**Material to process:**

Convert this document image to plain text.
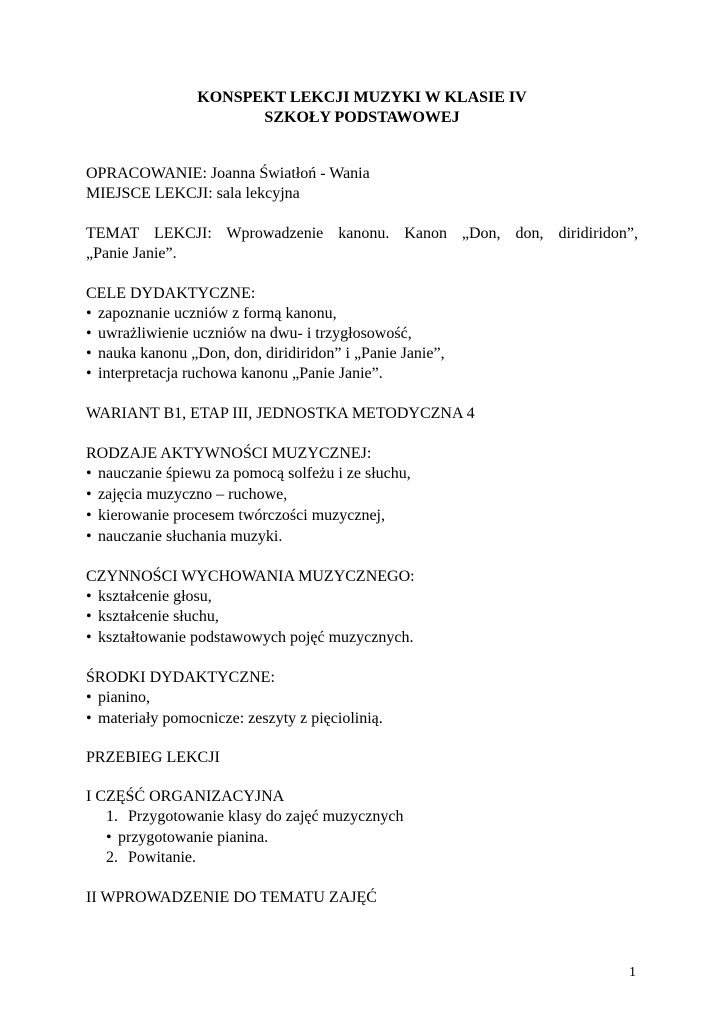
KONSPEKT LEKCJI MUZYKI W KLASIE IV
SZKOŁY PODSTAWOWEJ
OPRACOWANIE: Joanna Światłoń - Wania
MIEJSCE LEKCJI: sala lekcyjna
TEMAT LEKCJI: Wprowadzenie kanonu. Kanon „Don, don, diridiridon”,
„Panie Janie”.
CELE DYDAKTYCZNE:
• zapoznanie uczniów z formą kanonu,
• uwrażliwienie uczniów na dwu- i trzygłosowość,
• nauka kanonu „Don, don, diridiridon” i „Panie Janie”,
• interpretacja ruchowa kanonu „Panie Janie”.
WARIANT B1, ETAP III, JEDNOSTKA METODYCZNA 4
RODZAJE AKTYWNOŚCI MUZYCZNEJ:
• nauczanie śpiewu za pomocą solfeżu i ze słuchu,
• zajęcia muzyczno – ruchowe,
• kierowanie procesem twórczości muzycznej,
• nauczanie słuchania muzyki.
CZYNNOŚCI WYCHOWANIA MUZYCZNEGO:
• kształcenie głosu,
• kształcenie słuchu,
• kształtowanie podstawowych pojęć muzycznych.
ŚRODKI DYDAKTYCZNE:
• pianino,
• materiały pomocnicze: zeszyty z pięciolinią.
PRZEBIEG LEKCJI
I CZĘŚĆ ORGANIZACYJNA
1. Przygotowanie klasy do zajęć muzycznych
• przygotowanie pianina.
2. Powitanie.
II WPROWADZENIE DO TEMATU ZAJĘĆ
1
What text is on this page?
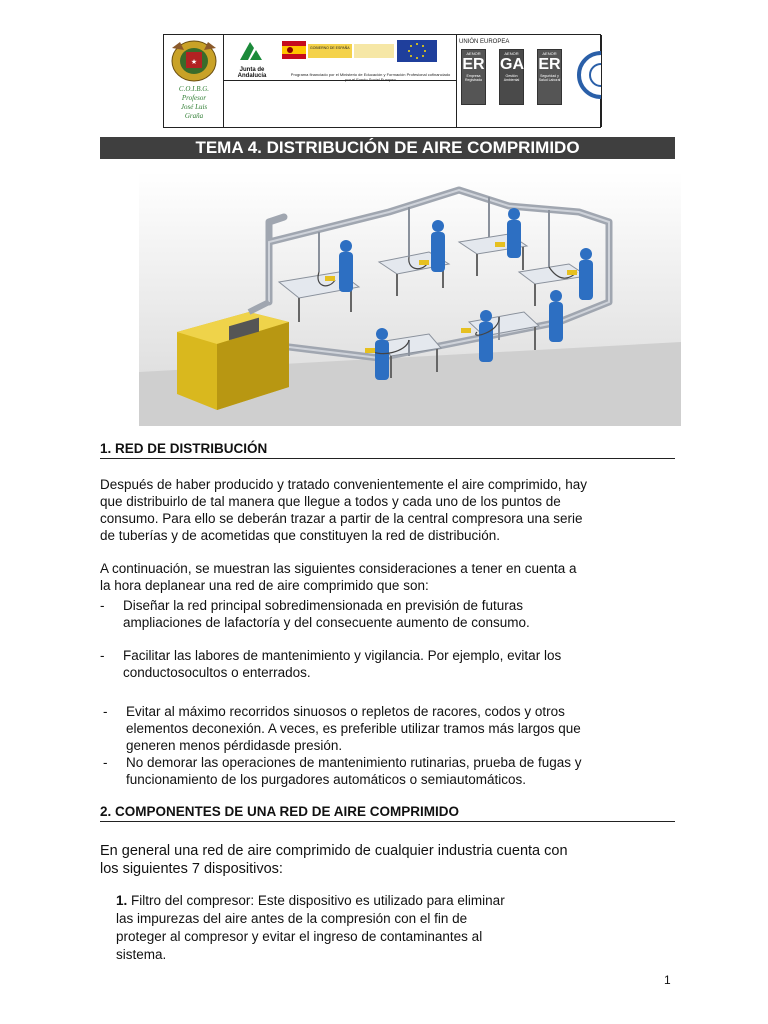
★
C.O.I.B.G.
Profesor
José Luis
Graña
Junta de Andalucía
GOBIERNO DE ESPAÑA
Programa financiado por el Ministerio de Educación y Formación Profesional cofinanciado por el Fondo Social Europeo
UNIÓN EUROPEA
AENOR
ER
Empresa Registrada
AENOR
GA
Gestión Ambiental
AENOR
ER
Seguridad y Salud Laboral
TEMA 4. DISTRIBUCIÓN DE AIRE COMPRIMIDO
1. RED DE DISTRIBUCIÓN
Después de haber producido y tratado convenientemente el aire comprimido, hay
que distribuirlo de tal manera que llegue a todos y cada uno de los puntos de
consumo. Para ello se deberán trazar a partir de la central compresora una serie
de tuberías y de acometidas que constituyen la red de distribución.
A continuación, se muestran las siguientes consideraciones a tener en cuenta a
la hora deplanear una red de aire comprimido que son:
- Diseñar la red principal sobredimensionada en previsión de futuras
ampliaciones de lafactoría y del consecuente aumento de consumo.
- Facilitar las labores de mantenimiento y vigilancia. Por ejemplo, evitar los
conductosocultos o enterrados.
- Evitar al máximo recorridos sinuosos o repletos de racores, codos y otros
elementos deconexión. A veces, es preferible utilizar tramos más largos que
generen menos pérdidasde presión.
- No demorar las operaciones de mantenimiento rutinarias, prueba de fugas y
funcionamiento de los purgadores automáticos o semiautomáticos.
2. COMPONENTES DE UNA RED DE AIRE COMPRIMIDO
En general una red de aire comprimido de cualquier industria cuenta con
los siguientes 7 dispositivos:
1. Filtro del compresor: Este dispositivo es utilizado para eliminar
las impurezas del aire antes de la compresión con el fin de
proteger al compresor y evitar el ingreso de contaminantes al
sistema.
1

**Aim:** Each line that has the word "diridiridon" should be copied.

**Result of this task:**
TEMAT LEKCJI: Wprowadzenie kanonu. Kanon „Don, don, diridiridon”,
• nauka kanonu „Don, don, diridiridon” i „Panie Janie”,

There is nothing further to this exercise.